— Begin Supplied passage —

But I think so far we've got a fairly good record. We'll monitor it very closely and decide in the future what to act on, but I would guess that our future actions would be based on the successes that we've had in 1977 with that stimulus program. That's the best answer I can give.

Q. Last year you came to the South Bronx.


Q. And you promised Federal money for the South Bronx, and ,vet today the South Bronx is still the same way.

THE PRESIDENT. I didn't promise to rebuild the South Bronx in 6 months. I promised to work with the local and State officials and start the rejuvenation of South Bronx.

We've spent an awful lot of time and effort and, so far, allocated substantial financial resources in the South Bronx. I don't remember the exact amount of money that we put in there extra to try to start making progress, but it's been substantial. And I don't claim, standing here before all of you, that we have cleaned up the South Bronx or put the South Bronx back in a profitable or a successful state. I can't claim that, but we've made good progress.

And I think, as you know, your own local officials, on one major proposal for the South Bronx, decided not to go ahead with it. I don't believe in a philosophy of government that lets the Federal Government come in and take over and run things in contradiction to your locally elected officials. And I'll ask my good friend Ed Koch to be responsible to you for the rejuvenation of the South Bronx in the future.


Q. Good evening, Mr. President. My name is Pete Reilly, from Syosset, Long Island. I'm a student at C. W. Post College. I'm studying economics and acting. [Laughter] I want to be a politician.

I would like to challenge you on your answer about the Soviet troops in Cuba.

THE PRESIDENT. I don't know which is worse right now, to be an economist or a politician. [Laughter] Go ahead and challenge.

Q. You said that the status quo is unacceptable—

THE PRESIDENT. That's right.

Q.—and you'll take appropriate measures to alter it.

THE PRESIDENT. That's correct.

Q. What are "appropriate measures?"

THE PRESIDENT. I would rather not spell out at this point what we will do.

There are two ways to change the status quo. One is by the action of the Soviet Union. If the Soviets fail to act, then the other way to change the status quo is by action on the part of the United States. And I will report to the Nation, probably within the next week, after we get through with our negotiations with the Soviet Union, what action I will take. But it would not be appropriate tonight for me to give you the details of what we might do.

Q. I understand that.

THE PRESIDENT. Okay, go ahead, Pete.

Q. What I wanted to say was, you know, you're trying to separate the SALT II issue from the Cuban issue.

THE PRESIDENT. Yes, they ought to be separated. There ought not to be any connection.

— End Supplied passage —
— Begin Data entries —

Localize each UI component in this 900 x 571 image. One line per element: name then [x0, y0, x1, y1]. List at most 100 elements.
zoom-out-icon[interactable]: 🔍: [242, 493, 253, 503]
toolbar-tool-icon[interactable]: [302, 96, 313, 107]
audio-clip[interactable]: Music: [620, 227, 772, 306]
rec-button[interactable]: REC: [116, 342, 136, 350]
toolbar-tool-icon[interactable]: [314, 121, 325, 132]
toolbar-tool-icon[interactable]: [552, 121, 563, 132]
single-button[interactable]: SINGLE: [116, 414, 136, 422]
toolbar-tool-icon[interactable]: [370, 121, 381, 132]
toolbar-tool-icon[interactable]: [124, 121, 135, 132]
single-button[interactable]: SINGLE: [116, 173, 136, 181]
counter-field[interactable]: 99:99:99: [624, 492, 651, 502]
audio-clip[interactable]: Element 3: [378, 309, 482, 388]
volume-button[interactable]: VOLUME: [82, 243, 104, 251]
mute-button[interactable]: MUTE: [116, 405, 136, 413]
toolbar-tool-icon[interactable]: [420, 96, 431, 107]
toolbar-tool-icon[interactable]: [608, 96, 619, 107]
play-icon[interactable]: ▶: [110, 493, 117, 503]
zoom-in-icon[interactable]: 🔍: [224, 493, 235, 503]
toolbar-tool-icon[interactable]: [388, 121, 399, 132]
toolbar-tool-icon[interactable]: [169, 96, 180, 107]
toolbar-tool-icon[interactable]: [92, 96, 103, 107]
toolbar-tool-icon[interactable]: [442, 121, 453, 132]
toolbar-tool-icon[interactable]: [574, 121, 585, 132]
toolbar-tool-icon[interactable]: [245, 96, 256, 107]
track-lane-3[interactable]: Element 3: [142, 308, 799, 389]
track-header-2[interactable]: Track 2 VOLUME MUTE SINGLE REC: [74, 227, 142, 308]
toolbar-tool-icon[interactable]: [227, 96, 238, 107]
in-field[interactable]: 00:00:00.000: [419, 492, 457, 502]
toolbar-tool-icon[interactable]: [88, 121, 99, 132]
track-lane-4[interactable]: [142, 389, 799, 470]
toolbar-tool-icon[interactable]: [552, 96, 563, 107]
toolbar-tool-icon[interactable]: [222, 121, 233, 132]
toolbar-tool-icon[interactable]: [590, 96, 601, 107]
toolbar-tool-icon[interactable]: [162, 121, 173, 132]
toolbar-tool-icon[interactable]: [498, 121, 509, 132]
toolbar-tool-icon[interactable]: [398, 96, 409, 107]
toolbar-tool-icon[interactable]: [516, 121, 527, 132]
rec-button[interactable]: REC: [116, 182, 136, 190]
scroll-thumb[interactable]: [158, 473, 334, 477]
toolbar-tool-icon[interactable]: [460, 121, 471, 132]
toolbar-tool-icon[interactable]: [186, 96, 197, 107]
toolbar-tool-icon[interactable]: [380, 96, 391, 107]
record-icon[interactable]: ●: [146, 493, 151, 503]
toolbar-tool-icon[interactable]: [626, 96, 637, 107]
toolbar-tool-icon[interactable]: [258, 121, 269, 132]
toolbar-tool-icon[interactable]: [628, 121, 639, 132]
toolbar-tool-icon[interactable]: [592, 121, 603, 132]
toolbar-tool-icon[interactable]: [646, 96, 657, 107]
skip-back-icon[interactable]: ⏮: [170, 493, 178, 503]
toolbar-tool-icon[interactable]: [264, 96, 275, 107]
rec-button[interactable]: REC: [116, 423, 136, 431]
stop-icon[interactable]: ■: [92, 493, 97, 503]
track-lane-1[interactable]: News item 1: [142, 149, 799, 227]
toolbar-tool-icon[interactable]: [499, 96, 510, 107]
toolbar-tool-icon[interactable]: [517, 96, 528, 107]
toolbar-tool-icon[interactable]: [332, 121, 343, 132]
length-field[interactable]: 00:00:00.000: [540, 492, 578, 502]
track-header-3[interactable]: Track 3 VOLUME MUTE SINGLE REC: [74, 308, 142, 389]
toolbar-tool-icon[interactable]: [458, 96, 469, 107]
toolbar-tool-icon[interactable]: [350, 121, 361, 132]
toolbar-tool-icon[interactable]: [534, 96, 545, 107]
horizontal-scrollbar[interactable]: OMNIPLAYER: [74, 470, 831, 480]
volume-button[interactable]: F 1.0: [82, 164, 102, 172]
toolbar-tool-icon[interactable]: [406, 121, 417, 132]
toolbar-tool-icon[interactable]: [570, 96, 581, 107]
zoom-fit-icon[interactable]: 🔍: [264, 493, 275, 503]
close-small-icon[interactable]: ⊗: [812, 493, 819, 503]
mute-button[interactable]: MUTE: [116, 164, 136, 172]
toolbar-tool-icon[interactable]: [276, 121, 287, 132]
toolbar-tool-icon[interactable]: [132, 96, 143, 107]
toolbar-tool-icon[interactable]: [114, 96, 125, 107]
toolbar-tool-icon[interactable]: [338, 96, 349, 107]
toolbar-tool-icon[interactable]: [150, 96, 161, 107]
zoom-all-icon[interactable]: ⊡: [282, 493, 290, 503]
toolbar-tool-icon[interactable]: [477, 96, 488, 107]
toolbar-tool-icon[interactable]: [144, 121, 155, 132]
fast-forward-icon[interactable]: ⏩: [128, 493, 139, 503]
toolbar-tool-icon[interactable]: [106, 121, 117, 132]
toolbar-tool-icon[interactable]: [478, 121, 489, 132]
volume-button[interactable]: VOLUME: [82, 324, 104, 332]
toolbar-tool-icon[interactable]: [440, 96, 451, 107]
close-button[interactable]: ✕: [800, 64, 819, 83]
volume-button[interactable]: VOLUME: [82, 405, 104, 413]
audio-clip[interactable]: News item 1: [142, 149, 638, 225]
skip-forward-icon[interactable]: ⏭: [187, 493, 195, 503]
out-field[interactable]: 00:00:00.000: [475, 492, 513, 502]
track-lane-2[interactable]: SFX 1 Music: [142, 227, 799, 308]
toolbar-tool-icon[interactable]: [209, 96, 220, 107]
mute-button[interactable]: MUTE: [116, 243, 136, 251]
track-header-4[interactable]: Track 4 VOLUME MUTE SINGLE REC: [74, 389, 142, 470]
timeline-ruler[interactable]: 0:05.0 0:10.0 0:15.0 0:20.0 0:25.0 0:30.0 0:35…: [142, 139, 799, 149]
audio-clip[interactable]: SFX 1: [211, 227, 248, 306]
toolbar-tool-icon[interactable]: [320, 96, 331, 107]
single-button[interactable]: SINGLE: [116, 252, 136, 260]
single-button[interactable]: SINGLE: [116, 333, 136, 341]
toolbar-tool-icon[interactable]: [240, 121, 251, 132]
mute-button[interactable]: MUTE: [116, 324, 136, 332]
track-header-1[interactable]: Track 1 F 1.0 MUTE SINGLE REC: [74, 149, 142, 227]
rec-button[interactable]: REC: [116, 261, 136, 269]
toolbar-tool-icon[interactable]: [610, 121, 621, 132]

— End Data entries —

(Your instructions):
In the transcript above, whom does the President say he will ask to be responsible for the future rejuvenation of the South Bronx?

(Completed exercise):
Ed Koch